Dataset entries:
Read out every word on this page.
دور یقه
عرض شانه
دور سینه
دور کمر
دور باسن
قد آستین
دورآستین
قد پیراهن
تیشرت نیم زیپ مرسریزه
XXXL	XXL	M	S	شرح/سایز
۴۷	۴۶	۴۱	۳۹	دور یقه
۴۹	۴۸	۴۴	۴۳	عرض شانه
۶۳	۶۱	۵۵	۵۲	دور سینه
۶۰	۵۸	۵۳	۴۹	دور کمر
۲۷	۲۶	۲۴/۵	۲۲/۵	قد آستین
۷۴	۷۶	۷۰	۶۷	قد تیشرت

# Objective
Count the lines in the records above that contain the word "تیشرت", and give only that number.

# Solution
2